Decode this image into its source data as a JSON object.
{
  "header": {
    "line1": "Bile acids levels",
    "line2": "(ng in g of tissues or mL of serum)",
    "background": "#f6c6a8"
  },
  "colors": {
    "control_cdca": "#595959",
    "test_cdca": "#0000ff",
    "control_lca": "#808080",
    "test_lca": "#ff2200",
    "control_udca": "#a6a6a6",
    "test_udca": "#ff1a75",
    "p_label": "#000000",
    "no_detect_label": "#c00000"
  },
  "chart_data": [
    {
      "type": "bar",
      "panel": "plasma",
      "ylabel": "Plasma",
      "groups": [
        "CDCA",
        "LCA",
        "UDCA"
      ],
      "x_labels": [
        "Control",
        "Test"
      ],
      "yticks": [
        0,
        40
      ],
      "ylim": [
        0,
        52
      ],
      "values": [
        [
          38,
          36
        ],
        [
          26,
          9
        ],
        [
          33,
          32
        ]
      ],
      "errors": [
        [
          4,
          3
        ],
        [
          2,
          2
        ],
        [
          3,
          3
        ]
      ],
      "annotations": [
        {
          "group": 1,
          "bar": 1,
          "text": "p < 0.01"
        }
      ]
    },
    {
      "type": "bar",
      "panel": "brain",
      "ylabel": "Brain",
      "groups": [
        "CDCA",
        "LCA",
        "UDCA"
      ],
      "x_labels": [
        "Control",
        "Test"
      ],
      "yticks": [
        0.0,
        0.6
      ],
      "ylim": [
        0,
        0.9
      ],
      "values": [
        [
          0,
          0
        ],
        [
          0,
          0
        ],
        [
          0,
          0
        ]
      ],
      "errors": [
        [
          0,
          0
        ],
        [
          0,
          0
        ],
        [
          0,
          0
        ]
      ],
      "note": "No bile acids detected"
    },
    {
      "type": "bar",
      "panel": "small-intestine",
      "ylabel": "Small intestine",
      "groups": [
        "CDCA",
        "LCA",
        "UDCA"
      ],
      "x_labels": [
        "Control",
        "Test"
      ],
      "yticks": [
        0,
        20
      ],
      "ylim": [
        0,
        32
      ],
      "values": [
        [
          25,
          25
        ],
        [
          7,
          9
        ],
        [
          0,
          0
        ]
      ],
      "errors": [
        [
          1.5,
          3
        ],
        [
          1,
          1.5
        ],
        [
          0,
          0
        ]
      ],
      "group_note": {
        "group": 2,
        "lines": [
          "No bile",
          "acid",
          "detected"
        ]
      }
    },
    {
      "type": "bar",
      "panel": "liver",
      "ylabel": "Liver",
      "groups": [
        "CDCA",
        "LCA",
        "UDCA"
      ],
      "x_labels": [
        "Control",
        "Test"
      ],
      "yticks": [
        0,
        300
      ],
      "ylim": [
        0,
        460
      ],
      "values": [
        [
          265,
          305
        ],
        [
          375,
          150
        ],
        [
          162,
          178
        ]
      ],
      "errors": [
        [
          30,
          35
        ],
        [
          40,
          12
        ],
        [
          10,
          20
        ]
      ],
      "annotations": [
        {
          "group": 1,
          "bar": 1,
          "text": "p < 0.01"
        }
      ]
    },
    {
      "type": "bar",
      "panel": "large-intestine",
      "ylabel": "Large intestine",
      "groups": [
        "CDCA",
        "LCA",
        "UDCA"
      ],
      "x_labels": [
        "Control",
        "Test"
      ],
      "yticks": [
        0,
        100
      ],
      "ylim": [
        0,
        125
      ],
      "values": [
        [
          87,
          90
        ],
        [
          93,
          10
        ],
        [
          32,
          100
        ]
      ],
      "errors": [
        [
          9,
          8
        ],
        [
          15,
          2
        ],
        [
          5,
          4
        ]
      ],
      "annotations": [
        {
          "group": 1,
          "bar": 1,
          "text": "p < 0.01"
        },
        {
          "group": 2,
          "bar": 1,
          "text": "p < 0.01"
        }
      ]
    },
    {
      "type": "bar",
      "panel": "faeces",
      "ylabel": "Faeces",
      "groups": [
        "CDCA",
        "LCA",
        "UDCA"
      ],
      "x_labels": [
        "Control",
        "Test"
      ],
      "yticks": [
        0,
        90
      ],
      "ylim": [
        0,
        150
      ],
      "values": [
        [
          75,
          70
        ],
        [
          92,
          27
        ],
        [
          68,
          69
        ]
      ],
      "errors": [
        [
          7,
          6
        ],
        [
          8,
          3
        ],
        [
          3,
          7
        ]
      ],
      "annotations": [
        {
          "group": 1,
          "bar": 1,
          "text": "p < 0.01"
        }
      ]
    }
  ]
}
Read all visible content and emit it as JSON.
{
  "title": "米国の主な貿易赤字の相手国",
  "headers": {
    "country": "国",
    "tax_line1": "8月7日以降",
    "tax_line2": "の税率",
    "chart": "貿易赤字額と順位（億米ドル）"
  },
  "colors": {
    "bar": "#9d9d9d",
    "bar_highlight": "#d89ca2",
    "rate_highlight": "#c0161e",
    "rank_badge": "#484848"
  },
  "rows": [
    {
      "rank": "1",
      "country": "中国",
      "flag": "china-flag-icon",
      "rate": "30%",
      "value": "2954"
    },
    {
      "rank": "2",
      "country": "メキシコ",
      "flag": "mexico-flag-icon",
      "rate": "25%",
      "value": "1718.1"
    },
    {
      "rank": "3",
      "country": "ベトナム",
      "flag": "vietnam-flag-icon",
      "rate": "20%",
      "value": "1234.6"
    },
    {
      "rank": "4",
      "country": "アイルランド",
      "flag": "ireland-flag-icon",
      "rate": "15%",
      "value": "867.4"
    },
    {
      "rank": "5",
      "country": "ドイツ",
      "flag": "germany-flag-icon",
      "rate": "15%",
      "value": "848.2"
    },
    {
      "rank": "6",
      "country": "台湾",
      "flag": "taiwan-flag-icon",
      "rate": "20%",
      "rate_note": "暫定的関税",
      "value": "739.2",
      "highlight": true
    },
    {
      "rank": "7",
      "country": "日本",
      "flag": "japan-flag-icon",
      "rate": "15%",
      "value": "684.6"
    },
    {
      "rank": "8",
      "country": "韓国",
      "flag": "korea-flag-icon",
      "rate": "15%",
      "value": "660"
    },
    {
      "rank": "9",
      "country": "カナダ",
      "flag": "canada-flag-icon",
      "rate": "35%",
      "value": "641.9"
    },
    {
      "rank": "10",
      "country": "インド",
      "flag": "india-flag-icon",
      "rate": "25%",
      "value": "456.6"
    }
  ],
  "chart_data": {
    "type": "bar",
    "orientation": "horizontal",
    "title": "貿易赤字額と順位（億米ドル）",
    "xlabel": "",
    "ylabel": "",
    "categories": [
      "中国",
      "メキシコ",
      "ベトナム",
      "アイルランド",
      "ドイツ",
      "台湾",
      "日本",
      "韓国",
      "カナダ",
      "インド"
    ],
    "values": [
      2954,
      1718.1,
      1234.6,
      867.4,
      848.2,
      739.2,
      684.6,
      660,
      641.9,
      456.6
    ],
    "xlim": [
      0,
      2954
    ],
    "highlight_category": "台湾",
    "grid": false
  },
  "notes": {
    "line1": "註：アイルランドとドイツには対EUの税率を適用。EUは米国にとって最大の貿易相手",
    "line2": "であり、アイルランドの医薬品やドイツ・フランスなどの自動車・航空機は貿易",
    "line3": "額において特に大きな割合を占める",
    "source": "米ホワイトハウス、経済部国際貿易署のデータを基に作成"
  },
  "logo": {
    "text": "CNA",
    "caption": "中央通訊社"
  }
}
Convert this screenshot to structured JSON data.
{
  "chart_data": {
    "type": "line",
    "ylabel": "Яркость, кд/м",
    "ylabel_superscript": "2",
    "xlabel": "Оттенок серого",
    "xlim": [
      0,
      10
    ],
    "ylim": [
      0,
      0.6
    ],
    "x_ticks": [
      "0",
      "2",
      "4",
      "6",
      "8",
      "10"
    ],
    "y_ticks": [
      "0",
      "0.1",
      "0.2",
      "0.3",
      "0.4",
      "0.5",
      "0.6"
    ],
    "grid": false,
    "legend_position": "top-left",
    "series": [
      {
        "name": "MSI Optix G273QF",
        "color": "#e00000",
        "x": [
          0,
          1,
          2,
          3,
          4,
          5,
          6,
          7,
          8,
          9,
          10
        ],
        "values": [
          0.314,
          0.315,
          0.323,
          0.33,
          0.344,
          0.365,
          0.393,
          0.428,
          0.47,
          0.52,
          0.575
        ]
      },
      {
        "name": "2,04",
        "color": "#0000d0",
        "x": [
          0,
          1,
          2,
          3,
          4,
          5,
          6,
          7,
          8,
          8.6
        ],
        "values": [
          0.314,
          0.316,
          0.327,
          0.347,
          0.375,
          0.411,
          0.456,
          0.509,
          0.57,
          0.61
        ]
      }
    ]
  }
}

*Stated problem*. Gather all lines with the string "title" from the data.

*Output below*.
  "title": "米国の主な貿易赤字の相手国",
    "title": "貿易赤字額と順位（億米ドル）",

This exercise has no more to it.